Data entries
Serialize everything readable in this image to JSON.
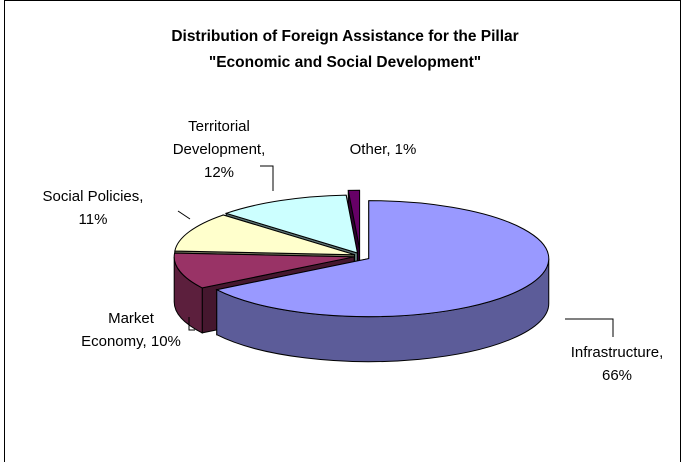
{
  "chart_data": {
    "type": "pie",
    "title": "Distribution of Foreign Assistance for the Pillar",
    "subtitle": "\"Economic and Social Development\"",
    "unit": "%",
    "exploded": true,
    "three_d": true,
    "legend": "none",
    "slices": [
      {
        "name": "Infrastructure",
        "value": 66,
        "label_lines": [
          "Infrastructure,",
          "66%"
        ],
        "color": "#9999ff"
      },
      {
        "name": "Market Economy",
        "value": 10,
        "label_lines": [
          "Market",
          "Economy, 10%"
        ],
        "color": "#993366"
      },
      {
        "name": "Social Policies",
        "value": 11,
        "label_lines": [
          "Social Policies,",
          "11%"
        ],
        "color": "#ffffcc"
      },
      {
        "name": "Territorial Development",
        "value": 12,
        "label_lines": [
          "Territorial",
          "Development,",
          "12%"
        ],
        "color": "#ccffff"
      },
      {
        "name": "Other",
        "value": 1,
        "label_lines": [
          "Other, 1%"
        ],
        "color": "#660066"
      }
    ]
  }
}
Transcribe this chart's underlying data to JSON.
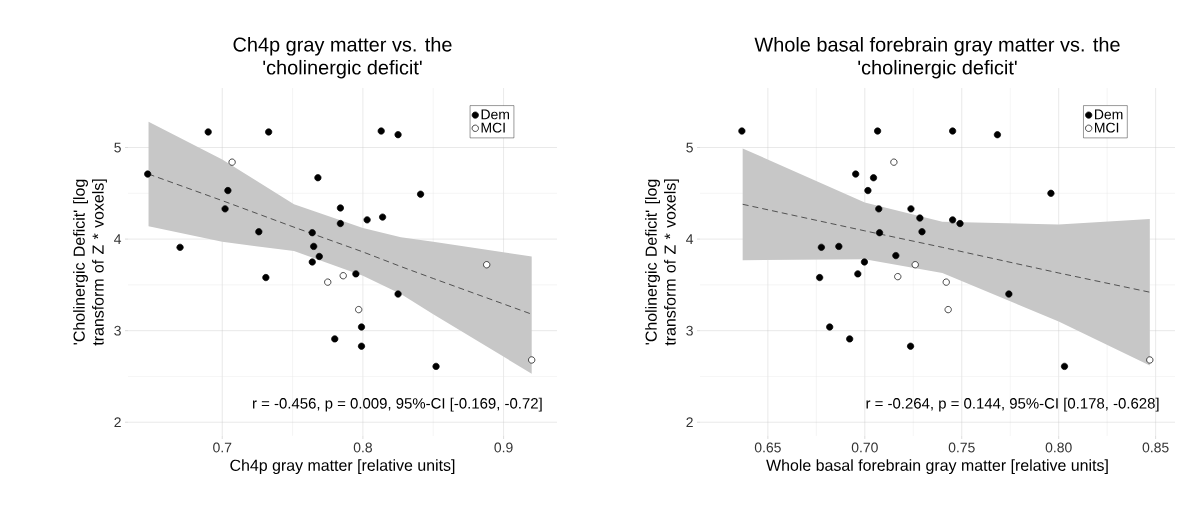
{
  "chart_data": [
    {
      "type": "scatter",
      "title": "Ch4p gray matter vs. the 'cholinergic deficit'",
      "xlabel": "Ch4p gray matter [relative units]",
      "ylabel": "'Cholinergic Deficit' [log transform of Z * voxels]",
      "annotations": [
        "r = -0.456, p = 0.009, 95%-CI [-0.169, -0.72]"
      ],
      "xlim": [
        0.633,
        0.938
      ],
      "ylim": [
        1.85,
        5.65
      ],
      "xticks": [
        0.7,
        0.8,
        0.9
      ],
      "yticks": [
        2,
        3,
        4,
        5
      ],
      "grid": true,
      "legend": "top right",
      "marker": "circle",
      "series": [
        {
          "name": "Dem",
          "color": "#000000",
          "x": [
            0.647,
            0.69,
            0.733,
            0.704,
            0.702,
            0.726,
            0.67,
            0.731,
            0.768,
            0.784,
            0.784,
            0.764,
            0.765,
            0.769,
            0.764,
            0.795,
            0.799,
            0.78,
            0.799,
            0.803,
            0.814,
            0.813,
            0.825,
            0.825,
            0.841,
            0.852
          ],
          "values": [
            4.71,
            5.17,
            5.17,
            4.53,
            4.33,
            4.08,
            3.91,
            3.58,
            4.67,
            4.34,
            4.17,
            4.07,
            3.92,
            3.81,
            3.75,
            3.62,
            3.04,
            2.91,
            2.83,
            4.21,
            4.24,
            5.18,
            5.14,
            3.4,
            4.49,
            2.61
          ]
        },
        {
          "name": "MCI",
          "color": "#ffffff",
          "x": [
            0.707,
            0.775,
            0.786,
            0.797,
            0.888,
            0.92
          ],
          "values": [
            4.84,
            3.53,
            3.6,
            3.23,
            3.72,
            2.68
          ]
        },
        {
          "type": "line",
          "line_style": "dashed",
          "marker": "none",
          "color": "#333333",
          "x": [
            0.6476,
            0.7,
            0.751,
            0.8,
            0.827,
            0.85,
            0.92
          ],
          "values": [
            4.71,
            4.42,
            4.13,
            3.86,
            3.7,
            3.57,
            3.18
          ],
          "lower": [
            4.14,
            3.97,
            3.87,
            3.6,
            3.4,
            3.18,
            2.53
          ],
          "upper": [
            5.28,
            4.87,
            4.38,
            4.12,
            4.02,
            3.97,
            3.81
          ]
        }
      ]
    },
    {
      "type": "scatter",
      "title": "Whole basal forebrain gray matter vs. the 'cholinergic deficit'",
      "xlabel": "Whole basal forebrain gray matter [relative units]",
      "ylabel": "'Cholinergic Deficit' [log transform of Z * voxels]",
      "annotations": [
        "r = -0.264, p = 0.144, 95%-CI [0.178, -0.628]"
      ],
      "xlim": [
        0.615,
        0.86
      ],
      "ylim": [
        1.85,
        5.65
      ],
      "xticks": [
        {
          "value": 0.65,
          "label": "0.65"
        },
        {
          "value": 0.7,
          "label": "0.70"
        },
        {
          "value": 0.75,
          "label": "0.75"
        },
        {
          "value": 0.8,
          "label": "0.80"
        },
        {
          "value": 0.85,
          "label": "0.85"
        }
      ],
      "yticks": [
        2,
        3,
        4,
        5
      ],
      "grid": true,
      "legend": "top right",
      "marker": "circle",
      "series": [
        {
          "name": "Dem",
          "color": "#000000",
          "x": [
            0.6366,
            0.7066,
            0.6953,
            0.7045,
            0.7016,
            0.7072,
            0.7238,
            0.7284,
            0.7295,
            0.7076,
            0.6776,
            0.6866,
            0.716,
            0.6998,
            0.6964,
            0.6767,
            0.6819,
            0.6922,
            0.7236,
            0.7453,
            0.7684,
            0.7453,
            0.7491,
            0.7743,
            0.796,
            0.803
          ],
          "values": [
            5.18,
            5.18,
            4.71,
            4.67,
            4.53,
            4.33,
            4.33,
            4.23,
            4.08,
            4.07,
            3.91,
            3.92,
            3.82,
            3.75,
            3.62,
            3.58,
            3.04,
            2.91,
            2.83,
            5.18,
            5.14,
            4.21,
            4.17,
            3.4,
            4.5,
            2.61
          ]
        },
        {
          "name": "MCI",
          "color": "#ffffff",
          "x": [
            0.715,
            0.726,
            0.717,
            0.742,
            0.743,
            0.847
          ],
          "values": [
            4.84,
            3.72,
            3.59,
            3.53,
            3.23,
            2.68
          ]
        },
        {
          "type": "line",
          "line_style": "dashed",
          "marker": "none",
          "color": "#333333",
          "x": [
            0.637,
            0.7,
            0.74,
            0.8,
            0.847
          ],
          "values": [
            4.38,
            4.09,
            3.91,
            3.63,
            3.42
          ],
          "lower": [
            3.77,
            3.78,
            3.63,
            3.1,
            2.62
          ],
          "upper": [
            4.99,
            4.4,
            4.19,
            4.16,
            4.22
          ]
        }
      ]
    }
  ]
}
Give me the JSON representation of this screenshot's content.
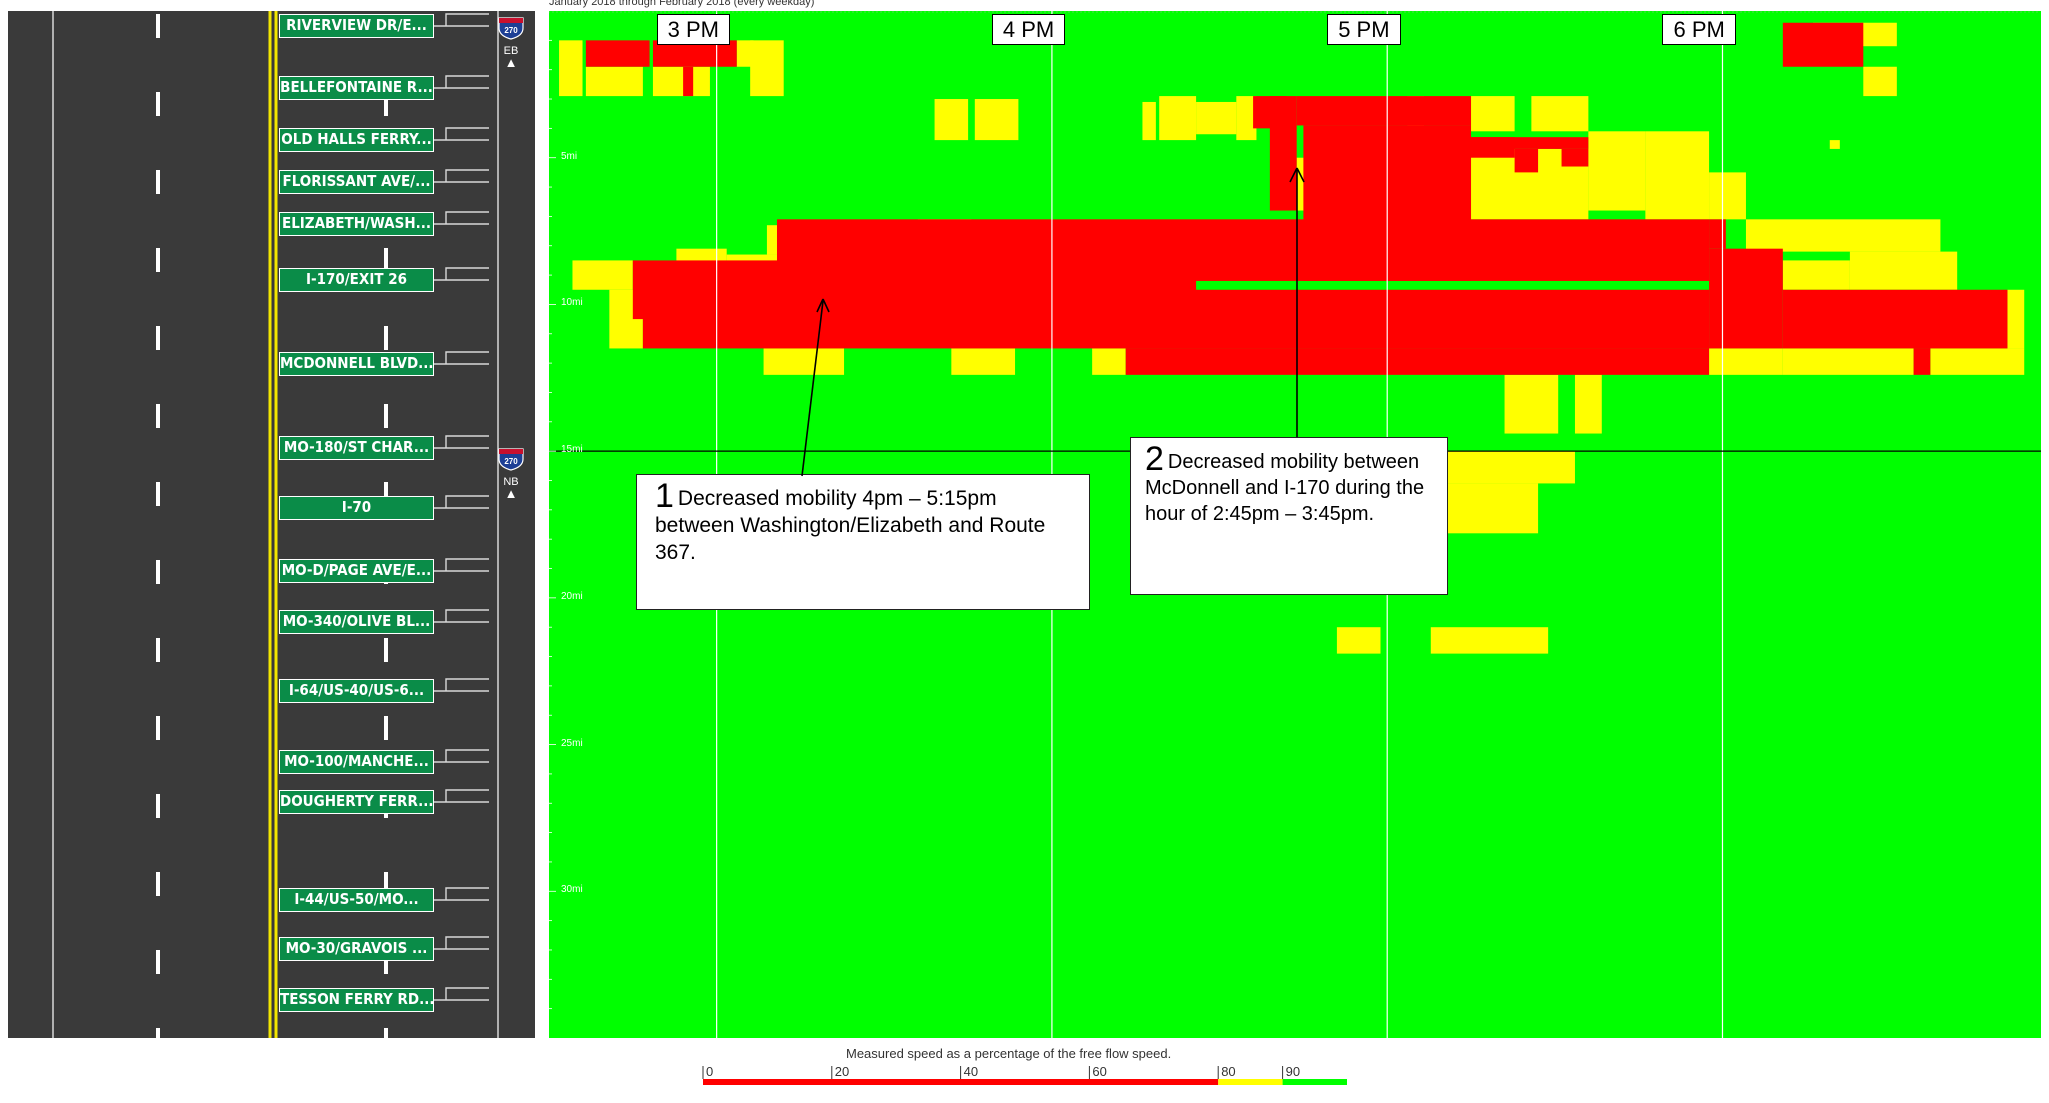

### What is needed:
Look over the records above and copy each line that includes the string "basal".

### Written answer:
      "title": "Whole basal forebrain gray matter vs. the 'cholinergic deficit'",
      "xlabel": "Whole basal forebrain gray matter [relative units]",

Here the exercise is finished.